*文件摘錄:*
━━━━━━━━━━━━━━━━━━━━

Create OperatorSymbol

這一段的題目我也不知道叫什么名字好，其實就是創建一個層的Symbol，但這個Symbol內有Node是與層有關的操作(operator)。下面這幾個層是過程都是一樣的，對於每一個層都創建一個相應的Symbol，從上面可以看到調用這些函數時，實際上是調用一個Creator對象，所以單卡調試python代碼會直接入到creator(*args, **kwargs)中，我們繼續看下在這個函數中的操作，我們以fc_3 = mx.sym.FullyConnected(data=fc_2, name='fc3', num_hidden = 4)為例。

#netword config
fc_1  = mx.sym.FullyConnected(data=X, name='fc1', num_hidden = 2)
fc_2  = mx.sym.FullyConnected(data=fc_1, name='fc2', num_hidden = 3)
fc_3  = mx.sym.FullyConnected(data=fc_2, name='fc3', num_hidden = 4)
lro = mx.sym.SoftmaxOutput(data=fc_3, label=Y, name="softmax")

有creator(*args, **kwargs)中先是將參數中的Symbol對象（在這里是fc_2）與非Symbol對象分開（定義在FullyConnectedParam的num_hidden），將非Symbol對象的參數傳入到C++函數中MXSymbolCreateAtomicSymbol中創建Symbol，並掛在這個Symbol的heads_[0].source。

━━━━━━━━━━━━━━━━━━━━

*資料列:*
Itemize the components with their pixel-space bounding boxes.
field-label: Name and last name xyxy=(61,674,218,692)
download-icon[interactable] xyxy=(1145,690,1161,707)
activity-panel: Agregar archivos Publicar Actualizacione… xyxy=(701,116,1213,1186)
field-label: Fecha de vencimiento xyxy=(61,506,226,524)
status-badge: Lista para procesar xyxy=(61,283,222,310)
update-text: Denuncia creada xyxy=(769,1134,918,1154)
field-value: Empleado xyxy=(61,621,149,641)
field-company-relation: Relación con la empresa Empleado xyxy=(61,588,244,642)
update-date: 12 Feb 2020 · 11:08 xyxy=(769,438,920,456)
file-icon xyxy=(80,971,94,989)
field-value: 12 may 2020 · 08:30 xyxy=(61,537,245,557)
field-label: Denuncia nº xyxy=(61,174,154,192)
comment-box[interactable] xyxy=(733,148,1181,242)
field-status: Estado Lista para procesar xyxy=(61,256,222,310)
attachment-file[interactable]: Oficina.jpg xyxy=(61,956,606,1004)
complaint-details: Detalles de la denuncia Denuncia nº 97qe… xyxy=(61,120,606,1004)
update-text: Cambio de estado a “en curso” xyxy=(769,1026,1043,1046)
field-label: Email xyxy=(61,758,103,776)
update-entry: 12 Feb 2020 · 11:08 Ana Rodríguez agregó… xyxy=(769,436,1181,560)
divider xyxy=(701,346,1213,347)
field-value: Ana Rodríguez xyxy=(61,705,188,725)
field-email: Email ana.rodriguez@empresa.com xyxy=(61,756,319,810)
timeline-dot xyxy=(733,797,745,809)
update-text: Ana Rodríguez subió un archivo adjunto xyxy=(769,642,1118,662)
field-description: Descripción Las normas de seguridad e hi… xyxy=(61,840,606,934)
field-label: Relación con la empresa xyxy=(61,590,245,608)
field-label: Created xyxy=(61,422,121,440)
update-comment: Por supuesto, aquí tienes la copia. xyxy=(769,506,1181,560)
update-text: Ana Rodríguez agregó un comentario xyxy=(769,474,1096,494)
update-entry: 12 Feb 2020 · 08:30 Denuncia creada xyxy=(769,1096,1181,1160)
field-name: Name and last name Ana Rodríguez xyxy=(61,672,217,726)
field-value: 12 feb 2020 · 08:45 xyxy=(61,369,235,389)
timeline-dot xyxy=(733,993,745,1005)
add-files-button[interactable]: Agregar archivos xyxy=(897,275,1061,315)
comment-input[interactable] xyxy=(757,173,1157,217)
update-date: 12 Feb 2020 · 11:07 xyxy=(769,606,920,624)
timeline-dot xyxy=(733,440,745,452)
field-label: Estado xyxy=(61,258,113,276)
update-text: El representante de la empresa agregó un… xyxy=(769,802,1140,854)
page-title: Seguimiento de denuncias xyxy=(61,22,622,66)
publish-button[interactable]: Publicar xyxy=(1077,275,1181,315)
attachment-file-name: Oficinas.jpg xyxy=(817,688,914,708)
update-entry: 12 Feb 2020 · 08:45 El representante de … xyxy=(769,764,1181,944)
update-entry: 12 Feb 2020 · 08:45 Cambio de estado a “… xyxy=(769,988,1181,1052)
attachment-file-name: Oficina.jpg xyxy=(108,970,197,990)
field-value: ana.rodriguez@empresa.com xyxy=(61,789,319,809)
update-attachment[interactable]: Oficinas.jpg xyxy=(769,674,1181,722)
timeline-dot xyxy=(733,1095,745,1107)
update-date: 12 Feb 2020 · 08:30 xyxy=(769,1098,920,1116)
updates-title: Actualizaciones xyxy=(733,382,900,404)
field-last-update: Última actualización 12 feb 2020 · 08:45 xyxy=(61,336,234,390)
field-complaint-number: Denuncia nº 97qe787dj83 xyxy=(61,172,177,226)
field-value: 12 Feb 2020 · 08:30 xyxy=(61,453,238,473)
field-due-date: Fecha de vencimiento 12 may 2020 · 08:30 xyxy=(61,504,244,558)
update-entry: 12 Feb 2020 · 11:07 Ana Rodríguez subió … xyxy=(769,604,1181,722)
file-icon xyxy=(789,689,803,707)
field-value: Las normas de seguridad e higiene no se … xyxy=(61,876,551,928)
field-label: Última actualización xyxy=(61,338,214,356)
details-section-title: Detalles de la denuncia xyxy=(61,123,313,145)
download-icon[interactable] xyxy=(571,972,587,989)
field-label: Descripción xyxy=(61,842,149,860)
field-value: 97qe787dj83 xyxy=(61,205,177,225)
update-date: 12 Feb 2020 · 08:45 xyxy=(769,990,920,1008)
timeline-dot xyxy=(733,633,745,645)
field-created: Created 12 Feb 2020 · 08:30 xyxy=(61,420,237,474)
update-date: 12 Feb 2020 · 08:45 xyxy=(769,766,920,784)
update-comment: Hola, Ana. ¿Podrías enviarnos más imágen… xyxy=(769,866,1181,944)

━━━━━━━━━━━━━━━━━━━━

*任務目標 A:*
根據文件摘錄回答：
(i) 作者拿哪一行程式碼當例子來說明？
(ii) 程式碼裡 lro 是用哪個函數建立的？
(iii) 非 Symbol 對象的參數會傳進哪個 C++ 函數？
*任務目標 B:* 把文件摘錄中從“有creator(*args”開始、一直到“ds_[0].source。”為止的那一段，一字不差地再寫一遍。
*任務目標 C:* 接著這段講 MXNet 建立 OperatorSymbol 的文字往下寫。

*練習答案 A:*
(i) fc_3 = mx.sym.FullyConnected(data=fc_2, name='fc3', num_hidden = 4)
(ii) mx.sym.SoftmaxOutput
(iii) MXSymbolCreateAtomicSymbol

*練習答案 B:*
有creator(*args, **kwargs)中先是將參數中的Symbol對象（在這里是fc_2）與非Symbol對象分開（定義在FullyConnectedParam的num_hidden），將非Symbol對象的參數傳入到C++函數中MXSymbolCreateAtomicSymbol中創建Symbol，並掛在這個Symbol的heads_[0].source。

*練習答案 C:*
創建了Symbol后，還要裝前一層的Symbol掛在這一層上面，這里調用s._compose(*args, name=name, **symbol_kwargs)。這個函數調用了C++中的MXSymbolCompose --> Compose，Compose會將是上層的Symbol對象掛在heads_[0].source->inputs相應位置上，heads_[0].source->inputs的位置有這個Symbol的heads_[0].source->op->ListArguments決定的。有這例子中，fc3.heads_[0].source->inputs[0] = fc2，FullyConnectedProp.ListArguments如下，其它的空位用NULL（從上面的is_variable()可以看出這里填充的是variable）填充，最后返回這個操作Symbol。

  std::vector<std::string> ListArguments() const override {
    if (!param_.no_bias) {
      return {"data", "weight", "bias"};
    } else {
      return {"data", "weight"};
    }
  }

到運行完lro = mx.sym.SoftmaxOutput(data=fc_3, label=Y, name="softmax")，我們可以得到一個如下的網絡結構圖，但這還不是計算圖，這里我將Symbol分為兩類，一類是層，即是Symbol:OP；一類是變量，即是Symbol:Var。

origin

圖1 網絡結構的Symbol連接網

Bind構建計算圖

#build the model
model = mx.mod.Module(
    symbol = lro ,
    data_names=['data'],
    label_names = ['softmax_label']# network structure
)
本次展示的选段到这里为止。